Problem requirements | Convert each line of the data below into a Markdown table with two columns, Row and Line, holding the row number and the full line. Omit any blank lines.
####################
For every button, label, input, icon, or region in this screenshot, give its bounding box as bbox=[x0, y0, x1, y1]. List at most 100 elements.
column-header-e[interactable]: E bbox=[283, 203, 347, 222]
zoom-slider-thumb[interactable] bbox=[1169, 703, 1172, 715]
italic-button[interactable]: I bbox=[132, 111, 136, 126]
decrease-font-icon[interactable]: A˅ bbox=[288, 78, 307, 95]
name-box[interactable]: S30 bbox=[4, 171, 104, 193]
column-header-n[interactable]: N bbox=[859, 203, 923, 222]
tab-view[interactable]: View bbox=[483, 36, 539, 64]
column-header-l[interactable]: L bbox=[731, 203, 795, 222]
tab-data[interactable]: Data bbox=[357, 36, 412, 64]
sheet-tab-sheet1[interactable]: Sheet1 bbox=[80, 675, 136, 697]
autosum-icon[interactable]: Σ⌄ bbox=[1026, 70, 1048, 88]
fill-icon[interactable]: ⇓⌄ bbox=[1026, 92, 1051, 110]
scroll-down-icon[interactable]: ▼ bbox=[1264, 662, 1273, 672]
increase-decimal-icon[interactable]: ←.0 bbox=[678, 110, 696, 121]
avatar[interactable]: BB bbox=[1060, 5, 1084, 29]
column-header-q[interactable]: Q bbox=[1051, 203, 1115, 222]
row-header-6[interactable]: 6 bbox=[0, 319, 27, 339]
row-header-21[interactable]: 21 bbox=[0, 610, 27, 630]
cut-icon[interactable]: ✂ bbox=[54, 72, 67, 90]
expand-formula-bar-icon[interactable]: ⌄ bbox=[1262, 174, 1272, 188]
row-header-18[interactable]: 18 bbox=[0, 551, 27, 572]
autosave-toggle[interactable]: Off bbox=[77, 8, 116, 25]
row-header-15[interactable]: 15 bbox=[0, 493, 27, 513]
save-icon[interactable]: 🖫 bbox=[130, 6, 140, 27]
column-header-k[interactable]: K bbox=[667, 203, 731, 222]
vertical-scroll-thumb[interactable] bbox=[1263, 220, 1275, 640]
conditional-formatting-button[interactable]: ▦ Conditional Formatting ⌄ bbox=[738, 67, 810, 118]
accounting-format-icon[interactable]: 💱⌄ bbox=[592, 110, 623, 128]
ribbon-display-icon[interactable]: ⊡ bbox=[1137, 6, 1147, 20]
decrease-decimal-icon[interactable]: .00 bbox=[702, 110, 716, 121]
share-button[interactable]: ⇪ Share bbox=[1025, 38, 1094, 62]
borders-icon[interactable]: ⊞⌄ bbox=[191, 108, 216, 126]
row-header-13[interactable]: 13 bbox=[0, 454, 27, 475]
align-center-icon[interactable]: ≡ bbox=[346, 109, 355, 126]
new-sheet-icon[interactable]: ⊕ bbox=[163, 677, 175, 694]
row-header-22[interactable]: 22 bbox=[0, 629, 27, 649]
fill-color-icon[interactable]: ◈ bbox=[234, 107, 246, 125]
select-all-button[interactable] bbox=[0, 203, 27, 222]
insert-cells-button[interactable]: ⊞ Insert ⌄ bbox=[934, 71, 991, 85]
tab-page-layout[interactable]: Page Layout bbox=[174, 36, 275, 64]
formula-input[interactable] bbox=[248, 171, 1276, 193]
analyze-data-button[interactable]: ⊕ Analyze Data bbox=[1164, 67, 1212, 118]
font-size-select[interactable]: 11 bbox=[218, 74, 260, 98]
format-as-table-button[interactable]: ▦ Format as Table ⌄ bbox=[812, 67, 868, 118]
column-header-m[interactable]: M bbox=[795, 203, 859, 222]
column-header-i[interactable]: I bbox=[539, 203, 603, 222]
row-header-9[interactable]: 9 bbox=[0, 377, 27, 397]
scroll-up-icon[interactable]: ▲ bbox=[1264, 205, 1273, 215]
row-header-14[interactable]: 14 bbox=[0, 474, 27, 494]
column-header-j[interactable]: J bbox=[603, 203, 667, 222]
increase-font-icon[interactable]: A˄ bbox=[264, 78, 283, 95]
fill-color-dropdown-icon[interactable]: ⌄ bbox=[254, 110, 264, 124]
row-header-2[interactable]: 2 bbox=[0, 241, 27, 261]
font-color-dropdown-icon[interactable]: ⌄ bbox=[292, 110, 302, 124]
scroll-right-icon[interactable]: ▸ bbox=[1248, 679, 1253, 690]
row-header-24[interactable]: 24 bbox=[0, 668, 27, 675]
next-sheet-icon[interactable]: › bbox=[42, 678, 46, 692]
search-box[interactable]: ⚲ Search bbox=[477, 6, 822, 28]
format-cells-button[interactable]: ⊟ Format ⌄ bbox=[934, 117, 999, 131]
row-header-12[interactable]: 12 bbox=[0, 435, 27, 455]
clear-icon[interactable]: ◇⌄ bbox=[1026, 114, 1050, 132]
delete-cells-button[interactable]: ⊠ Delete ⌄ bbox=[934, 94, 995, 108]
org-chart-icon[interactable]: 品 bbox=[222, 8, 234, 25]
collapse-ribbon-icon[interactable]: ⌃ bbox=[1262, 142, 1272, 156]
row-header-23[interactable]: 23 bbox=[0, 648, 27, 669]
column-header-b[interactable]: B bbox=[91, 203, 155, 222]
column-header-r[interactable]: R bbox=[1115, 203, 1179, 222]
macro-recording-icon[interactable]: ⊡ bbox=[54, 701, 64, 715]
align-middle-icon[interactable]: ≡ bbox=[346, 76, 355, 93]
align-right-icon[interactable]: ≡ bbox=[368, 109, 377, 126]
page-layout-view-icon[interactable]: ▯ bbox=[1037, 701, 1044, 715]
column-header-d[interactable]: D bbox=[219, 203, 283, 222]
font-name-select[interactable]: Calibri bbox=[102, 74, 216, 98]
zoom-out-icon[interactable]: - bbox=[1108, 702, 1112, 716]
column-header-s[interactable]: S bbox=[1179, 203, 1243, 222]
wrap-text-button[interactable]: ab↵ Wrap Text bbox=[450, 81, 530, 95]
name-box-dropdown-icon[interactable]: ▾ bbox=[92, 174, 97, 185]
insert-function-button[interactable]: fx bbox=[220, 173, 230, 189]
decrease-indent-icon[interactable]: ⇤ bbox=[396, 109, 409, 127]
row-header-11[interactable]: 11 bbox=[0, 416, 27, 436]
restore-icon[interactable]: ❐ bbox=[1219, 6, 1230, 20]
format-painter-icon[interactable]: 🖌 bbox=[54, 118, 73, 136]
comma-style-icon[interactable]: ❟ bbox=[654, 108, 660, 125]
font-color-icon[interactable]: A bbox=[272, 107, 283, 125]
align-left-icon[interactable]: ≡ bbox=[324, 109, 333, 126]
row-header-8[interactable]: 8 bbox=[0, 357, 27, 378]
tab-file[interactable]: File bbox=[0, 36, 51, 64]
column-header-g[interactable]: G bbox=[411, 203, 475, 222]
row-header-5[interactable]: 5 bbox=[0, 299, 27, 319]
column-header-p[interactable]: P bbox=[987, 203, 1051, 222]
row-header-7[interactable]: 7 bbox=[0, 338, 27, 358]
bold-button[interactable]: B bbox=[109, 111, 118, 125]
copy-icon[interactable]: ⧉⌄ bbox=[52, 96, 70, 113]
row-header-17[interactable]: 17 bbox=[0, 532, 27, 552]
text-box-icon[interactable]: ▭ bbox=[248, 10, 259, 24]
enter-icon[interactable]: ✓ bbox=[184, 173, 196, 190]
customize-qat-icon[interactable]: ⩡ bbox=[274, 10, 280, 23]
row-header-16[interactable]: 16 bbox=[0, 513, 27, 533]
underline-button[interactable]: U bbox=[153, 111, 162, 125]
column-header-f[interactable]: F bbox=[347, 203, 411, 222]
####################
Correct answer |
| Row | Line |
|---|---|
| 1 | For every button, label, input, icon, or region in this screenshot, give its bounding box as bbox=[x0, y0, x1, y1]. List at most 100 elements. |
| 2 | column-header-e[interactable]: E bbox=[283, 203, 347, 222] |
| 3 | zoom-slider-thumb[interactable] bbox=[1169, 703, 1172, 715] |
| 4 | italic-button[interactable]: I bbox=[132, 111, 136, 126] |
| 5 | decrease-font-icon[interactable]: A˅ bbox=[288, 78, 307, 95] |
| 6 | name-box[interactable]: S30 bbox=[4, 171, 104, 193] |
| 7 | column-header-n[interactable]: N bbox=[859, 203, 923, 222] |
| 8 | tab-view[interactable]: View bbox=[483, 36, 539, 64] |
| 9 | column-header-l[interactable]: L bbox=[731, 203, 795, 222] |
| 10 | tab-data[interactable]: Data bbox=[357, 36, 412, 64] |
| 11 | sheet-tab-sheet1[interactable]: Sheet1 bbox=[80, 675, 136, 697] |
| 12 | autosum-icon[interactable]: Σ⌄ bbox=[1026, 70, 1048, 88] |
| 13 | fill-icon[interactable]: ⇓⌄ bbox=[1026, 92, 1051, 110] |
| 14 | scroll-down-icon[interactable]: ▼ bbox=[1264, 662, 1273, 672] |
| 15 | increase-decimal-icon[interactable]: ←.0 bbox=[678, 110, 696, 121] |
| 16 | avatar[interactable]: BB bbox=[1060, 5, 1084, 29] |
| 17 | column-header-q[interactable]: Q bbox=[1051, 203, 1115, 222] |
| 18 | row-header-6[interactable]: 6 bbox=[0, 319, 27, 339] |
| 19 | row-header-21[interactable]: 21 bbox=[0, 610, 27, 630] |
| 20 | cut-icon[interactable]: ✂ bbox=[54, 72, 67, 90] |
| 21 | expand-formula-bar-icon[interactable]: ⌄ bbox=[1262, 174, 1272, 188] |
| 22 | row-header-18[interactable]: 18 bbox=[0, 551, 27, 572] |
| 23 | autosave-toggle[interactable]: Off bbox=[77, 8, 116, 25] |
| 24 | row-header-15[interactable]: 15 bbox=[0, 493, 27, 513] |
| 25 | save-icon[interactable]: 🖫 bbox=[130, 6, 140, 27] |
| 26 | column-header-k[interactable]: K bbox=[667, 203, 731, 222] |
| 27 | vertical-scroll-thumb[interactable] bbox=[1263, 220, 1275, 640] |
| 28 | conditional-formatting-button[interactable]: ▦ Conditional Formatting ⌄ bbox=[738, 67, 810, 118] |
| 29 | accounting-format-icon[interactable]: 💱⌄ bbox=[592, 110, 623, 128] |
| 30 | ribbon-display-icon[interactable]: ⊡ bbox=[1137, 6, 1147, 20] |
| 31 | decrease-decimal-icon[interactable]: .00 bbox=[702, 110, 716, 121] |
| 32 | share-button[interactable]: ⇪ Share bbox=[1025, 38, 1094, 62] |
| 33 | borders-icon[interactable]: ⊞⌄ bbox=[191, 108, 216, 126] |
| 34 | row-header-13[interactable]: 13 bbox=[0, 454, 27, 475] |
| 35 | align-center-icon[interactable]: ≡ bbox=[346, 109, 355, 126] |
| 36 | new-sheet-icon[interactable]: ⊕ bbox=[163, 677, 175, 694] |
| 37 | row-header-22[interactable]: 22 bbox=[0, 629, 27, 649] |
| 38 | fill-color-icon[interactable]: ◈ bbox=[234, 107, 246, 125] |
| 39 | select-all-button[interactable] bbox=[0, 203, 27, 222] |
| 40 | insert-cells-button[interactable]: ⊞ Insert ⌄ bbox=[934, 71, 991, 85] |
| 41 | tab-page-layout[interactable]: Page Layout bbox=[174, 36, 275, 64] |
| 42 | formula-input[interactable] bbox=[248, 171, 1276, 193] |
| 43 | analyze-data-button[interactable]: ⊕ Analyze Data bbox=[1164, 67, 1212, 118] |
| 44 | font-size-select[interactable]: 11 bbox=[218, 74, 260, 98] |
| 45 | format-as-table-button[interactable]: ▦ Format as Table ⌄ bbox=[812, 67, 868, 118] |
| 46 | column-header-m[interactable]: M bbox=[795, 203, 859, 222] |
| 47 | column-header-i[interactable]: I bbox=[539, 203, 603, 222] |
| 48 | row-header-9[interactable]: 9 bbox=[0, 377, 27, 397] |
| 49 | scroll-up-icon[interactable]: ▲ bbox=[1264, 205, 1273, 215] |
| 50 | row-header-14[interactable]: 14 bbox=[0, 474, 27, 494] |
| 51 | column-header-j[interactable]: J bbox=[603, 203, 667, 222] |
| 52 | increase-font-icon[interactable]: A˄ bbox=[264, 78, 283, 95] |
| 53 | fill-color-dropdown-icon[interactable]: ⌄ bbox=[254, 110, 264, 124] |
| 54 | row-header-2[interactable]: 2 bbox=[0, 241, 27, 261] |
| 55 | font-color-dropdown-icon[interactable]: ⌄ bbox=[292, 110, 302, 124] |
| 56 | scroll-right-icon[interactable]: ▸ bbox=[1248, 679, 1253, 690] |
| 57 | row-header-24[interactable]: 24 bbox=[0, 668, 27, 675] |
| 58 | next-sheet-icon[interactable]: › bbox=[42, 678, 46, 692] |
| 59 | search-box[interactable]: ⚲ Search bbox=[477, 6, 822, 28] |
| 60 | format-cells-button[interactable]: ⊟ Format ⌄ bbox=[934, 117, 999, 131] |
| 61 | row-header-12[interactable]: 12 bbox=[0, 435, 27, 455] |
| 62 | clear-icon[interactable]: ◇⌄ bbox=[1026, 114, 1050, 132] |
| 63 | delete-cells-button[interactable]: ⊠ Delete ⌄ bbox=[934, 94, 995, 108] |
| 64 | org-chart-icon[interactable]: 品 bbox=[222, 8, 234, 25] |
| 65 | collapse-ribbon-icon[interactable]: ⌃ bbox=[1262, 142, 1272, 156] |
| 66 | row-header-23[interactable]: 23 bbox=[0, 648, 27, 669] |
| 67 | column-header-b[interactable]: B bbox=[91, 203, 155, 222] |
| 68 | column-header-r[interactable]: R bbox=[1115, 203, 1179, 222] |
| 69 | macro-recording-icon[interactable]: ⊡ bbox=[54, 701, 64, 715] |
| 70 | align-middle-icon[interactable]: ≡ bbox=[346, 76, 355, 93] |
| 71 | align-right-icon[interactable]: ≡ bbox=[368, 109, 377, 126] |
| 72 | page-layout-view-icon[interactable]: ▯ bbox=[1037, 701, 1044, 715] |
| 73 | column-header-d[interactable]: D bbox=[219, 203, 283, 222] |
| 74 | font-name-select[interactable]: Calibri bbox=[102, 74, 216, 98] |
| 75 | zoom-out-icon[interactable]: - bbox=[1108, 702, 1112, 716] |
| 76 | column-header-s[interactable]: S bbox=[1179, 203, 1243, 222] |
| 77 | wrap-text-button[interactable]: ab↵ Wrap Text bbox=[450, 81, 530, 95] |
| 78 | name-box-dropdown-icon[interactable]: ▾ bbox=[92, 174, 97, 185] |
| 79 | insert-function-button[interactable]: fx bbox=[220, 173, 230, 189] |
| 80 | decrease-indent-icon[interactable]: ⇤ bbox=[396, 109, 409, 127] |
| 81 | row-header-11[interactable]: 11 bbox=[0, 416, 27, 436] |
| 82 | restore-icon[interactable]: ❐ bbox=[1219, 6, 1230, 20] |
| 83 | format-painter-icon[interactable]: 🖌 bbox=[54, 118, 73, 136] |
| 84 | comma-style-icon[interactable]: ❟ bbox=[654, 108, 660, 125] |
| 85 | font-color-icon[interactable]: A bbox=[272, 107, 283, 125] |
| 86 | align-left-icon[interactable]: ≡ bbox=[324, 109, 333, 126] |
| 87 | row-header-8[interactable]: 8 bbox=[0, 357, 27, 378] |
| 88 | tab-file[interactable]: File bbox=[0, 36, 51, 64] |
| 89 | column-header-g[interactable]: G bbox=[411, 203, 475, 222] |
| 90 | row-header-5[interactable]: 5 bbox=[0, 299, 27, 319] |
| 91 | column-header-p[interactable]: P bbox=[987, 203, 1051, 222] |
| 92 | row-header-7[interactable]: 7 bbox=[0, 338, 27, 358] |
| 93 | bold-button[interactable]: B bbox=[109, 111, 118, 125] |
| 94 | copy-icon[interactable]: ⧉⌄ bbox=[52, 96, 70, 113] |
| 95 | row-header-17[interactable]: 17 bbox=[0, 532, 27, 552] |
| 96 | text-box-icon[interactable]: ▭ bbox=[248, 10, 259, 24] |
| 97 | enter-icon[interactable]: ✓ bbox=[184, 173, 196, 190] |
| 98 | customize-qat-icon[interactable]: ⩡ bbox=[274, 10, 280, 23] |
| 99 | row-header-16[interactable]: 16 bbox=[0, 513, 27, 533] |
| 100 | underline-button[interactable]: U bbox=[153, 111, 162, 125] |
| 101 | column-header-f[interactable]: F bbox=[347, 203, 411, 222] |